[Saved data entries]
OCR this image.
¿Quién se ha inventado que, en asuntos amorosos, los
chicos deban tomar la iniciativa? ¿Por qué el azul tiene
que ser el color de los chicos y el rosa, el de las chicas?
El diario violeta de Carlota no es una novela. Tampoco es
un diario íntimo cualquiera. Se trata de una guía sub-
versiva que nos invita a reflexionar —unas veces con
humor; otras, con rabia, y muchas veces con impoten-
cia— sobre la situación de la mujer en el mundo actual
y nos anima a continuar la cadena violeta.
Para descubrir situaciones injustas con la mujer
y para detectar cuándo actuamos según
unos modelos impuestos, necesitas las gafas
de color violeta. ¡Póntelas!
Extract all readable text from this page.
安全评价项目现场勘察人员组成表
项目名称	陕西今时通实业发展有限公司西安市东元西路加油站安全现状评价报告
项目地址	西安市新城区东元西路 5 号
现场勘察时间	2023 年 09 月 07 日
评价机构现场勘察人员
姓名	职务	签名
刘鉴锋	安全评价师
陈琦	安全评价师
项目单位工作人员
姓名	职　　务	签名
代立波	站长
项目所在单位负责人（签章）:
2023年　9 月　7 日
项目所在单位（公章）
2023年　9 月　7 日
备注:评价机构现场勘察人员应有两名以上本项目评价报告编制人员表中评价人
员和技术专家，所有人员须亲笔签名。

EXERCISE TASK: Write the complete data out, exactly as above.

TASK ANSWER:
OCR this image.
¿Quién se ha inventado que, en asuntos amorosos, los
chicos deban tomar la iniciativa? ¿Por qué el azul tiene
que ser el color de los chicos y el rosa, el de las chicas?
El diario violeta de Carlota no es una novela. Tampoco es
un diario íntimo cualquiera. Se trata de una guía sub-
versiva que nos invita a reflexionar —unas veces con
humor; otras, con rabia, y muchas veces con impoten-
cia— sobre la situación de la mujer en el mundo actual
y nos anima a continuar la cadena violeta.
Para descubrir situaciones injustas con la mujer
y para detectar cuándo actuamos según
unos modelos impuestos, necesitas las gafas
de color violeta. ¡Póntelas!
Extract all readable text from this page.
安全评价项目现场勘察人员组成表
项目名称	陕西今时通实业发展有限公司西安市东元西路加油站安全现状评价报告
项目地址	西安市新城区东元西路 5 号
现场勘察时间	2023 年 09 月 07 日
评价机构现场勘察人员
姓名	职务	签名
刘鉴锋	安全评价师
陈琦	安全评价师
项目单位工作人员
姓名	职　　务	签名
代立波	站长
项目所在单位负责人（签章）:
2023年　9 月　7 日
项目所在单位（公章）
2023年　9 月　7 日
备注:评价机构现场勘察人员应有两名以上本项目评价报告编制人员表中评价人
员和技术专家，所有人员须亲笔签名。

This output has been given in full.